‘Adventures Into Terror’

Anthology of vintage Atlas issues brings back the days when comics were scary as hell

Long before the “Marvel Comics Universe” was an ink stain on Jack Kirby’s drawing board, before superheroes like Spider-Man, The Avengers, and The Fantastic Four captured the hearts and imaginations of readers across the U.S. and in Great Britain, there was Atlas Comics. Formed in 1951 from the remnants of Martin Goodman’s Timely Comics – which published popular titles like Captain America along with pulp magazines and novels – Atlas provided a change in direction for the publisher when readers lost interest in superheroes. Expanding the styles of titles he published, Goodman’s crew began cranking out comics in the horror, crime, Western, and romance genres as well as Bible stories.

SHORT EXERCISE 1. Locate each line of the records that contains the string "chip", and copy every such line in full.
The records that follow bear no relation to the passage about Atlas Comics.

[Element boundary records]
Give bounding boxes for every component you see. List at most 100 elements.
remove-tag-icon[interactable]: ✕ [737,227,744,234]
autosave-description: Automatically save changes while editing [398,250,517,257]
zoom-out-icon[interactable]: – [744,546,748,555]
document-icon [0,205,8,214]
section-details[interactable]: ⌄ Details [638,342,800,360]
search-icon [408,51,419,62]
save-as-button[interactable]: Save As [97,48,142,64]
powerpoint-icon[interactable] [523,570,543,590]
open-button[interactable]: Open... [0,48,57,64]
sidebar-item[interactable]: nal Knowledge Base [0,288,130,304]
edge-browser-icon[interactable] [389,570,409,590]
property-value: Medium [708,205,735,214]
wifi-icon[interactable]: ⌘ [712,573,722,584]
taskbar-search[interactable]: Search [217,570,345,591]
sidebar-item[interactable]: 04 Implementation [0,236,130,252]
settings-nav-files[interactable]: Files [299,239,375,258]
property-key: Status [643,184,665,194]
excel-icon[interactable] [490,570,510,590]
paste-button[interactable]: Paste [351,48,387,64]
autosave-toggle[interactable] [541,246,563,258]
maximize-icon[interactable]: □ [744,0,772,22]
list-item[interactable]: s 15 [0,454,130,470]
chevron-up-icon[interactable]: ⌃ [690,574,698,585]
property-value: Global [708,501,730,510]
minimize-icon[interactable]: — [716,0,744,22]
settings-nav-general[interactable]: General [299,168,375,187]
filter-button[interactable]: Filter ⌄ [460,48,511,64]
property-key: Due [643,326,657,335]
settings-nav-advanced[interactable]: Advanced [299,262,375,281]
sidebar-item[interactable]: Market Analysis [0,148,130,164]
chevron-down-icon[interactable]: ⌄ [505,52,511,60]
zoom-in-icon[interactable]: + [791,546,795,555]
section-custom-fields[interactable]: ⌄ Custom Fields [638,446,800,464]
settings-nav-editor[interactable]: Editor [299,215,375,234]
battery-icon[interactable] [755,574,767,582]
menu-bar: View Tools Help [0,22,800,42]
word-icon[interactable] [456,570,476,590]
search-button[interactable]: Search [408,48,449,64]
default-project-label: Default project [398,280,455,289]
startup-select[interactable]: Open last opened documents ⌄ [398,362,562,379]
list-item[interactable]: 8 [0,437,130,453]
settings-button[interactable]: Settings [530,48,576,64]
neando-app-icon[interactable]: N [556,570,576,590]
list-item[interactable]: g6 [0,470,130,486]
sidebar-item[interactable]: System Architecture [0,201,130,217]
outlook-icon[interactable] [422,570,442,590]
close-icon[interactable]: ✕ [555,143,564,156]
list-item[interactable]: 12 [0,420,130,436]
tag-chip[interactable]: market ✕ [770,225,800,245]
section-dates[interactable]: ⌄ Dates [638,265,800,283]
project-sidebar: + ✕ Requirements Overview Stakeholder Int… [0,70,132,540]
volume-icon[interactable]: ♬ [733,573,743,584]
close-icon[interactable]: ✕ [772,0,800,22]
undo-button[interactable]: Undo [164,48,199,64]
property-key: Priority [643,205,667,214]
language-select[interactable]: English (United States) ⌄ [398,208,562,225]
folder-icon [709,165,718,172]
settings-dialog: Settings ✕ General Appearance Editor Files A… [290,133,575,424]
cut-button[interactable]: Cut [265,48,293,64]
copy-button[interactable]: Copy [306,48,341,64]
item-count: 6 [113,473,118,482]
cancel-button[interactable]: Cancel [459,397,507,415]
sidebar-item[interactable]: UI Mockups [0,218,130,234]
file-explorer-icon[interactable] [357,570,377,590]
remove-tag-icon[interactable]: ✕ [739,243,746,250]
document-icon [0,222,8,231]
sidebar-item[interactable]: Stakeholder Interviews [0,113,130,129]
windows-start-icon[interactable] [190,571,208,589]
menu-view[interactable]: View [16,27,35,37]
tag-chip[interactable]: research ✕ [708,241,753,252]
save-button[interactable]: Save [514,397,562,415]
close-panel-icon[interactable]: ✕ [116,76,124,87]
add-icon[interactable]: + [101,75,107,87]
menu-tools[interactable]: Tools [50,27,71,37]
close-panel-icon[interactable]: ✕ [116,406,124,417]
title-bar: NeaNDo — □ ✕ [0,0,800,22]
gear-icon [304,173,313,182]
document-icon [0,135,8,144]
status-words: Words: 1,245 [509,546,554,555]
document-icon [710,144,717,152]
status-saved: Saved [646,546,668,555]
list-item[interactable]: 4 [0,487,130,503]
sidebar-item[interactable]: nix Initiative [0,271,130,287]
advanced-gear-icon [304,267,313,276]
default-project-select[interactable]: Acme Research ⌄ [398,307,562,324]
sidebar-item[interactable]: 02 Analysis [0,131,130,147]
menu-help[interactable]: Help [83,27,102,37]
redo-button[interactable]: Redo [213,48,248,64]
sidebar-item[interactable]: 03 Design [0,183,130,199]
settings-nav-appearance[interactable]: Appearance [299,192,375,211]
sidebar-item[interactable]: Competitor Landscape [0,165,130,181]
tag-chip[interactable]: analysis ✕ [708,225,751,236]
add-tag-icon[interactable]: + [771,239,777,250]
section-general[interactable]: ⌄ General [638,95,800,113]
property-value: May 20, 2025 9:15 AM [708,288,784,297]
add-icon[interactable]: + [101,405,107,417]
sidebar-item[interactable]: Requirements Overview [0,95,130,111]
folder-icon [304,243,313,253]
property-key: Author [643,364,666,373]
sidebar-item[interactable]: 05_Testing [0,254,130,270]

SHORT EXERCISE 2. Go on with the passage about Atlas Comics, picking up right after its final sentence.

EXPECTED OUTPUT 1.
tag-chip[interactable]: market ✕ [770,225,800,245]
tag-chip[interactable]: research ✕ [708,241,753,252]
tag-chip[interactable]: analysis ✕ [708,225,751,236]

EXPECTED OUTPUT 2.
The big money in the early 1950s (made one thin dime at a time!) was in horror comics. Pulp publishers of the era were typically autocratic impresarios like Goodman, William Gaines of EC Comics, or John Santangelo of Charlton Publications, and they often merged creativity and commerce in pursuit of trends they could exploit. Aficionados of the genre appreciated Atlas. The company published more horror comics than anybody else in the industry, putting eight to twelve different comics titles on the newsstand shelves and spinner racks monthly. EC Comics led the field in creativity, but Atlas titles dominated the market through sheer volume. Edited by notable comics historian Dr. Michael J. Vassallo, The Atlas Comics Library No. 1: Adventures Into Terror, Vol. 1 is the first volume in publisher Fantagraphics’ efforts to document these seldom-reprinted comics from Atlas. 

Artist: Bill Walton.

Adventures Into Terror, Vol. 1 presents the first eight issues of the popular horror comic, published in 1950 and ‘51, with each issue scanned directly from the best possible version of the published comic and restored by archivist Allan Harvey. This first volume includes artwork by such ‘Golden Age of Comics’ legends as George Tuska, Carl Burgos, Harry Lazarus, and Joe Maneely. The writers are generally undocumented, providing an enigma for rabid collectors to sink their teeth into in trying to discover the creative provenance of each story, and the Atlas Tales website provides scant information, citing Hank Chapman as the scribe on many stories featured in these eight issues.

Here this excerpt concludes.